Exercise - Return the material word for word. Do not include pictures.

Task input -
%%

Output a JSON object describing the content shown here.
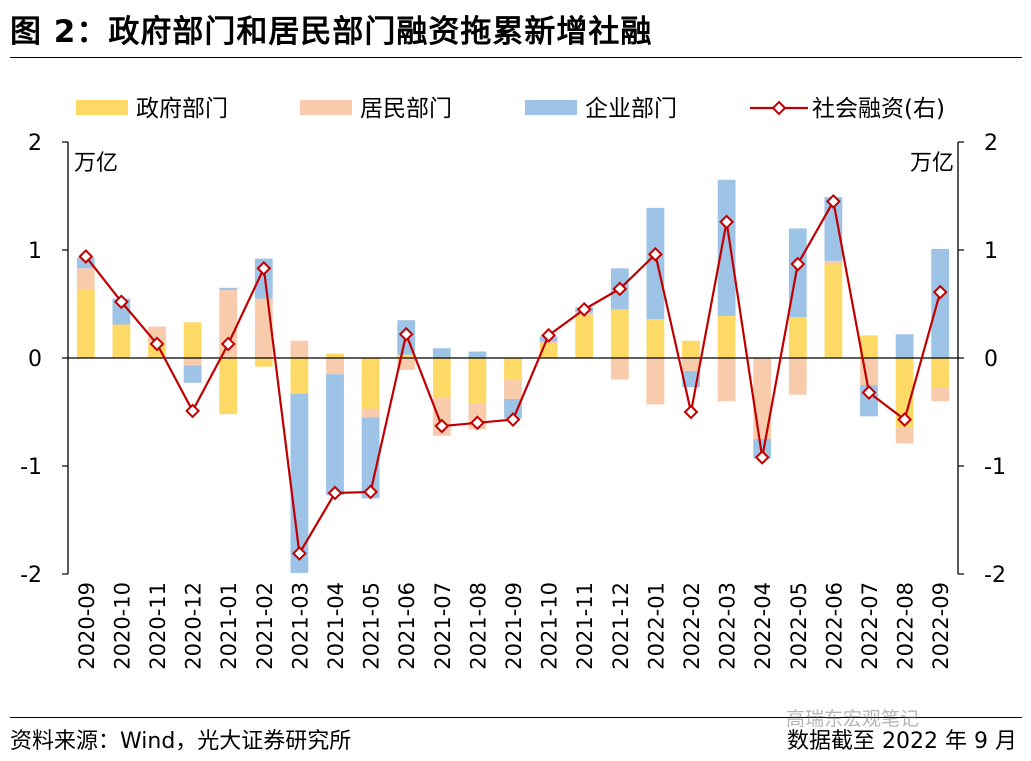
{
  "title": "图 2：政府部门和居民部门融资拖累新增社融",
  "source": "资料来源：Wind，光大证券研究所",
  "cutoff": "数据截至 2022 年 9 月",
  "watermark": "高瑞东宏观笔记",
  "colors": {
    "government": "#FFD966",
    "household": "#F8CBAD",
    "enterprise": "#9DC3E6",
    "social_financing": "#C00000"
  },
  "chart_data": {
    "type": "bar",
    "stacked": true,
    "unit_left": "万亿",
    "unit_right": "万亿",
    "ylim_left": [
      -2,
      2
    ],
    "ylim_right": [
      -2,
      2
    ],
    "yticks_left": [
      "2",
      "1",
      "0",
      "-1",
      "-2"
    ],
    "yticks_right": [
      "2",
      "1",
      "0",
      "-1",
      "-2"
    ],
    "legend_position": "top",
    "categories": [
      "2020-09",
      "2020-10",
      "2020-11",
      "2020-12",
      "2021-01",
      "2021-02",
      "2021-03",
      "2021-04",
      "2021-05",
      "2021-06",
      "2021-07",
      "2021-08",
      "2021-09",
      "2021-10",
      "2021-11",
      "2021-12",
      "2022-01",
      "2022-02",
      "2022-03",
      "2022-04",
      "2022-05",
      "2022-06",
      "2022-07",
      "2022-08",
      "2022-09"
    ],
    "series": [
      {
        "name": "政府部门",
        "kind": "bar",
        "values": [
          0.63,
          0.31,
          0.14,
          0.33,
          -0.52,
          -0.08,
          -0.33,
          0.04,
          -0.47,
          0.03,
          -0.37,
          -0.42,
          -0.2,
          0.13,
          0.4,
          0.45,
          0.36,
          0.16,
          0.39,
          0,
          0.38,
          0.87,
          0.21,
          -0.65,
          -0.27
        ]
      },
      {
        "name": "居民部门",
        "kind": "bar",
        "values": [
          0.2,
          0,
          0.15,
          -0.07,
          0.63,
          0.55,
          0.16,
          -0.15,
          -0.08,
          -0.11,
          -0.35,
          -0.24,
          -0.18,
          0.02,
          0.02,
          -0.2,
          -0.43,
          -0.12,
          -0.4,
          -0.75,
          -0.34,
          0.03,
          -0.25,
          -0.14,
          -0.13
        ]
      },
      {
        "name": "企业部门",
        "kind": "bar",
        "values": [
          0.1,
          0.24,
          0,
          -0.16,
          0.02,
          0.37,
          -1.66,
          -1.12,
          -0.75,
          0.32,
          0.09,
          0.06,
          -0.18,
          0.05,
          0.05,
          0.38,
          1.03,
          -0.15,
          1.26,
          -0.18,
          0.82,
          0.59,
          -0.29,
          0.22,
          1.01
        ]
      },
      {
        "name": "社会融资(右)",
        "kind": "line",
        "axis": "right",
        "values": [
          0.94,
          0.52,
          0.13,
          -0.49,
          0.13,
          0.83,
          -1.81,
          -1.25,
          -1.24,
          0.22,
          -0.63,
          -0.6,
          -0.57,
          0.21,
          0.45,
          0.64,
          0.96,
          -0.5,
          1.26,
          -0.92,
          0.87,
          1.45,
          -0.32,
          -0.57,
          0.61
        ]
      }
    ]
  }
}
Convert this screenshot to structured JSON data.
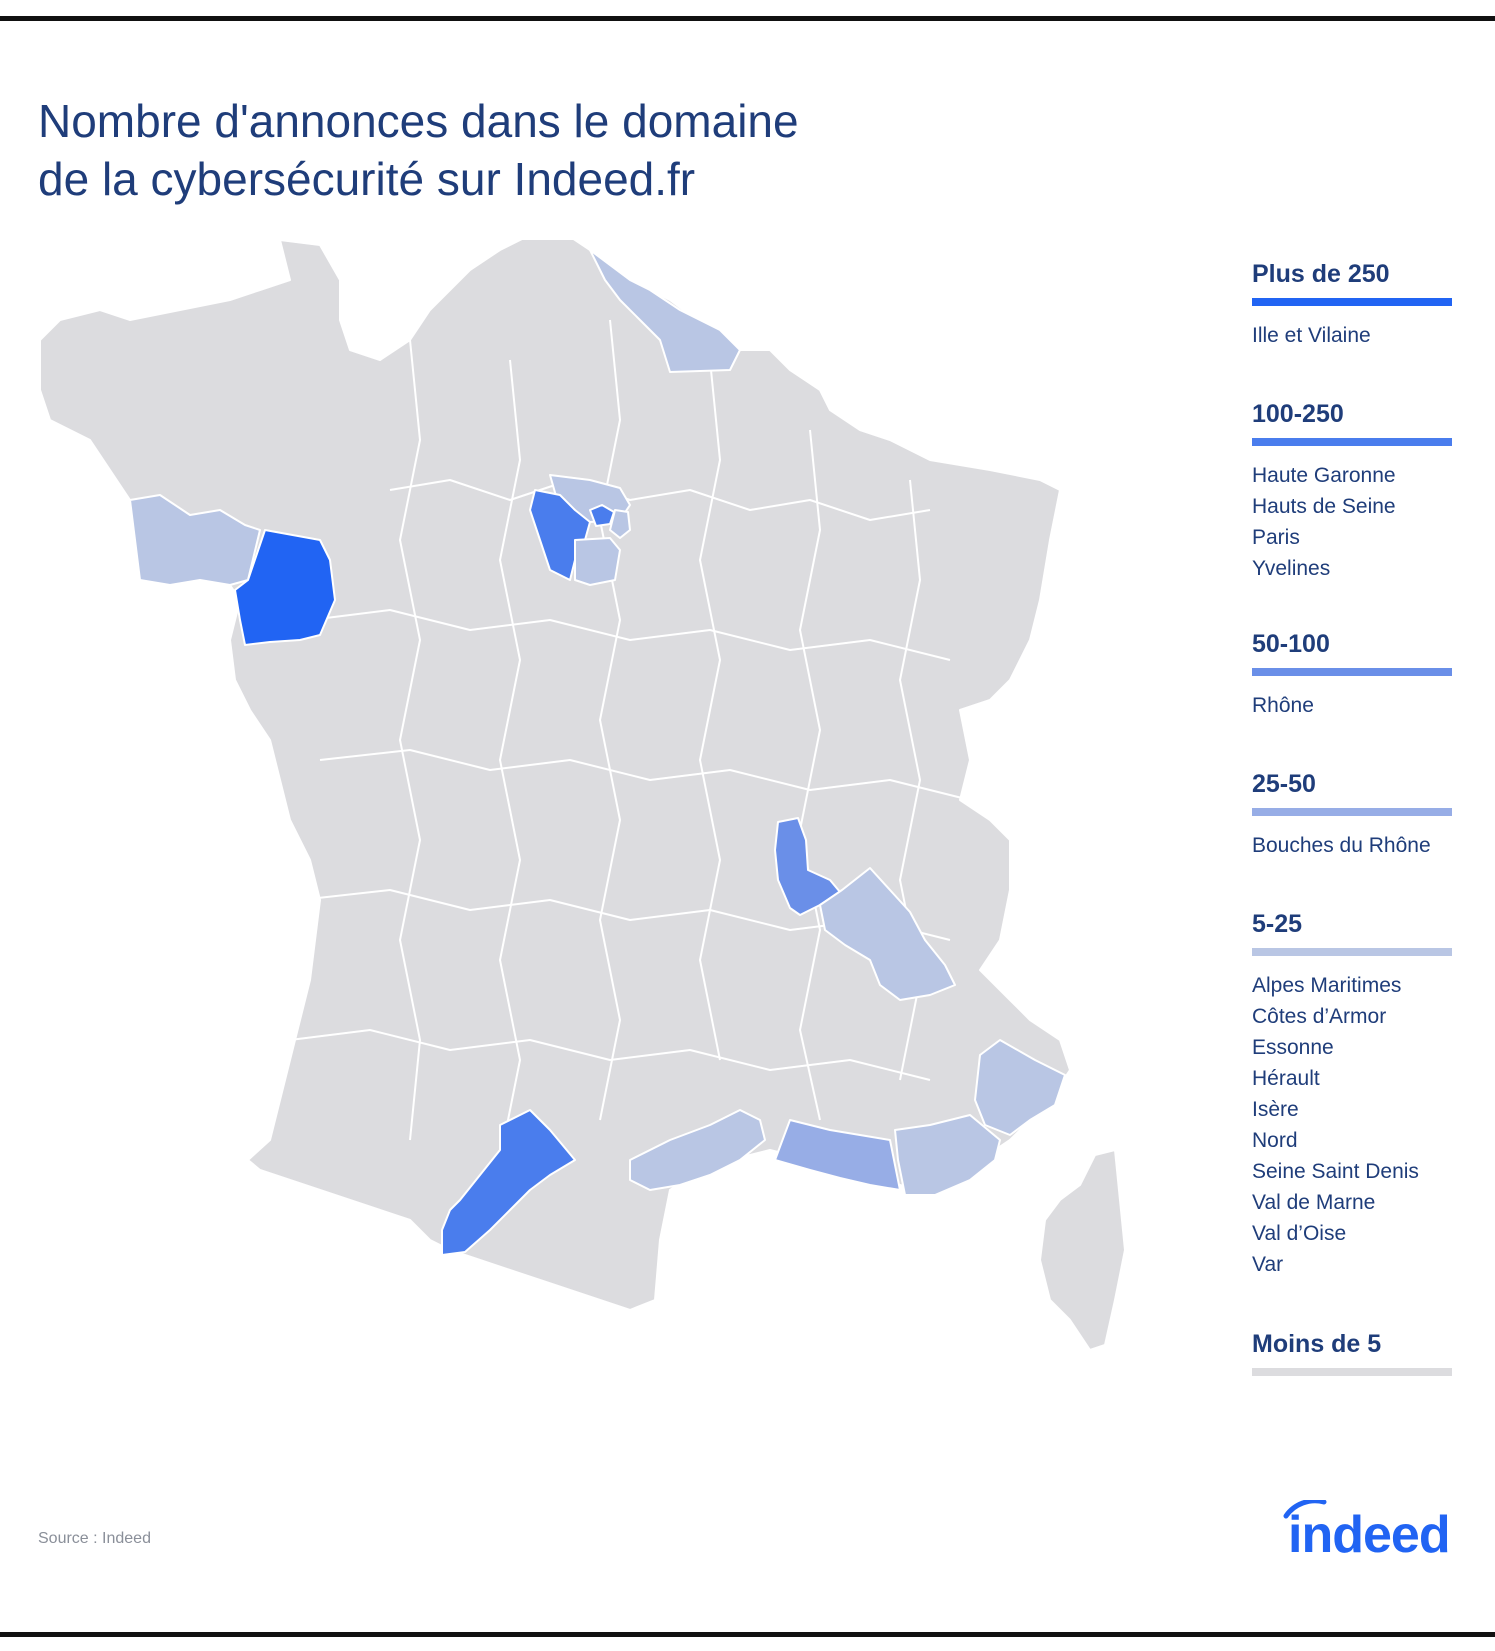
{
  "title": {
    "line1": "Nombre d'annonces dans le domaine",
    "line2": "de la cybersécurité sur Indeed.fr"
  },
  "legend": [
    {
      "heading": "Plus de 250",
      "color": "#2164f3",
      "items": [
        "Ille et Vilaine"
      ]
    },
    {
      "heading": "100-250",
      "color": "#4a7ded",
      "items": [
        "Haute Garonne",
        "Hauts de Seine",
        "Paris",
        "Yvelines"
      ]
    },
    {
      "heading": "50-100",
      "color": "#6a8fe8",
      "items": [
        "Rhône"
      ]
    },
    {
      "heading": "25-50",
      "color": "#97ade6",
      "items": [
        "Bouches du Rhône"
      ]
    },
    {
      "heading": "5-25",
      "color": "#b9c6e4",
      "items": [
        "Alpes Maritimes",
        "Côtes d’Armor",
        "Essonne",
        "Hérault",
        "Isère",
        "Nord",
        "Seine Saint Denis",
        "Val de Marne",
        "Val d’Oise",
        "Var"
      ]
    },
    {
      "heading": "Moins de 5",
      "color": "#dcdcdf",
      "items": []
    }
  ],
  "colors": {
    "base": "#dcdcdf",
    "border": "#ffffff",
    "title": "#1f3d7a",
    "brand": "#2164f3"
  },
  "source": "Source : Indeed",
  "logo_text": "indeed"
}
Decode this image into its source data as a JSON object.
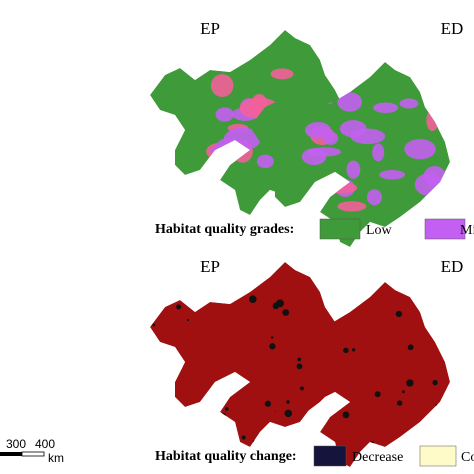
{
  "grades_row": {
    "panels": [
      {
        "title": "EP"
      },
      {
        "title": "ED"
      }
    ],
    "legend": {
      "title": "Habitat quality grades:",
      "items": [
        {
          "label": "Low",
          "color": "#3f9b3a"
        },
        {
          "label": "Mi",
          "color": "#c35ff2"
        }
      ]
    }
  },
  "change_row": {
    "panels": [
      {
        "title": "EP"
      },
      {
        "title": "ED"
      }
    ],
    "legend": {
      "title": "Habitat quality change:",
      "items": [
        {
          "label": "Decrease",
          "color": "#14143c"
        },
        {
          "label": "Con",
          "color": "#fffbc8"
        }
      ]
    }
  },
  "scale_bar": {
    "labels": [
      "300",
      "400"
    ],
    "unit": "km"
  }
}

%%

Finished answer -
Output a JSON object describing the content shown here.
{
  "title": "图 2：政府部门和居民部门融资拖累新增社融",
  "source": "资料来源：Wind，光大证券研究所",
  "cutoff": "数据截至 2022 年 9 月",
  "watermark": "高瑞东宏观笔记",
  "colors": {
    "government": "#FFD966",
    "household": "#F8CBAD",
    "enterprise": "#9DC3E6",
    "social_financing": "#C00000"
  },
  "chart_data": {
    "type": "bar",
    "stacked": true,
    "unit_left": "万亿",
    "unit_right": "万亿",
    "ylim_left": [
      -2,
      2
    ],
    "ylim_right": [
      -2,
      2
    ],
    "yticks_left": [
      "2",
      "1",
      "0",
      "-1",
      "-2"
    ],
    "yticks_right": [
      "2",
      "1",
      "0",
      "-1",
      "-2"
    ],
    "legend_position": "top",
    "categories": [
      "2020-09",
      "2020-10",
      "2020-11",
      "2020-12",
      "2021-01",
      "2021-02",
      "2021-03",
      "2021-04",
      "2021-05",
      "2021-06",
      "2021-07",
      "2021-08",
      "2021-09",
      "2021-10",
      "2021-11",
      "2021-12",
      "2022-01",
      "2022-02",
      "2022-03",
      "2022-04",
      "2022-05",
      "2022-06",
      "2022-07",
      "2022-08",
      "2022-09"
    ],
    "series": [
      {
        "name": "政府部门",
        "kind": "bar",
        "values": [
          0.63,
          0.31,
          0.14,
          0.33,
          -0.52,
          -0.08,
          -0.33,
          0.04,
          -0.47,
          0.03,
          -0.37,
          -0.42,
          -0.2,
          0.13,
          0.4,
          0.45,
          0.36,
          0.16,
          0.39,
          0,
          0.38,
          0.87,
          0.21,
          -0.65,
          -0.27
        ]
      },
      {
        "name": "居民部门",
        "kind": "bar",
        "values": [
          0.2,
          0,
          0.15,
          -0.07,
          0.63,
          0.55,
          0.16,
          -0.15,
          -0.08,
          -0.11,
          -0.35,
          -0.24,
          -0.18,
          0.02,
          0.02,
          -0.2,
          -0.43,
          -0.12,
          -0.4,
          -0.75,
          -0.34,
          0.03,
          -0.25,
          -0.14,
          -0.13
        ]
      },
      {
        "name": "企业部门",
        "kind": "bar",
        "values": [
          0.1,
          0.24,
          0,
          -0.16,
          0.02,
          0.37,
          -1.66,
          -1.12,
          -0.75,
          0.32,
          0.09,
          0.06,
          -0.18,
          0.05,
          0.05,
          0.38,
          1.03,
          -0.15,
          1.26,
          -0.18,
          0.82,
          0.59,
          -0.29,
          0.22,
          1.01
        ]
      },
      {
        "name": "社会融资(右)",
        "kind": "line",
        "axis": "right",
        "values": [
          0.94,
          0.52,
          0.13,
          -0.49,
          0.13,
          0.83,
          -1.81,
          -1.25,
          -1.24,
          0.22,
          -0.63,
          -0.6,
          -0.57,
          0.21,
          0.45,
          0.64,
          0.96,
          -0.5,
          1.26,
          -0.92,
          0.87,
          1.45,
          -0.32,
          -0.57,
          0.61
        ]
      }
    ]
  }
}
Convert this screenshot to structured JSON data.
{
  "title": {
    "line1": "Nombre d'annonces dans le domaine",
    "line2": "de la cybersécurité sur Indeed.fr"
  },
  "legend": [
    {
      "heading": "Plus de 250",
      "color": "#2164f3",
      "items": [
        "Ille et Vilaine"
      ]
    },
    {
      "heading": "100-250",
      "color": "#4a7ded",
      "items": [
        "Haute Garonne",
        "Hauts de Seine",
        "Paris",
        "Yvelines"
      ]
    },
    {
      "heading": "50-100",
      "color": "#6a8fe8",
      "items": [
        "Rhône"
      ]
    },
    {
      "heading": "25-50",
      "color": "#97ade6",
      "items": [
        "Bouches du Rhône"
      ]
    },
    {
      "heading": "5-25",
      "color": "#b9c6e4",
      "items": [
        "Alpes Maritimes",
        "Côtes d’Armor",
        "Essonne",
        "Hérault",
        "Isère",
        "Nord",
        "Seine Saint Denis",
        "Val de Marne",
        "Val d’Oise",
        "Var"
      ]
    },
    {
      "heading": "Moins de 5",
      "color": "#dcdcdf",
      "items": []
    }
  ],
  "colors": {
    "base": "#dcdcdf",
    "border": "#ffffff",
    "title": "#1f3d7a",
    "brand": "#2164f3"
  },
  "source": "Source : Indeed",
  "logo_text": "indeed"
}
Decode this image into its source data as a JSON object.
{
  "grades_row": {
    "panels": [
      {
        "title": "EP"
      },
      {
        "title": "ED"
      }
    ],
    "legend": {
      "title": "Habitat quality grades:",
      "items": [
        {
          "label": "Low",
          "color": "#3f9b3a"
        },
        {
          "label": "Mi",
          "color": "#c35ff2"
        }
      ]
    }
  },
  "change_row": {
    "panels": [
      {
        "title": "EP"
      },
      {
        "title": "ED"
      }
    ],
    "legend": {
      "title": "Habitat quality change:",
      "items": [
        {
          "label": "Decrease",
          "color": "#14143c"
        },
        {
          "label": "Con",
          "color": "#fffbc8"
        }
      ]
    }
  },
  "scale_bar": {
    "labels": [
      "300",
      "400"
    ],
    "unit": "km"
  }
}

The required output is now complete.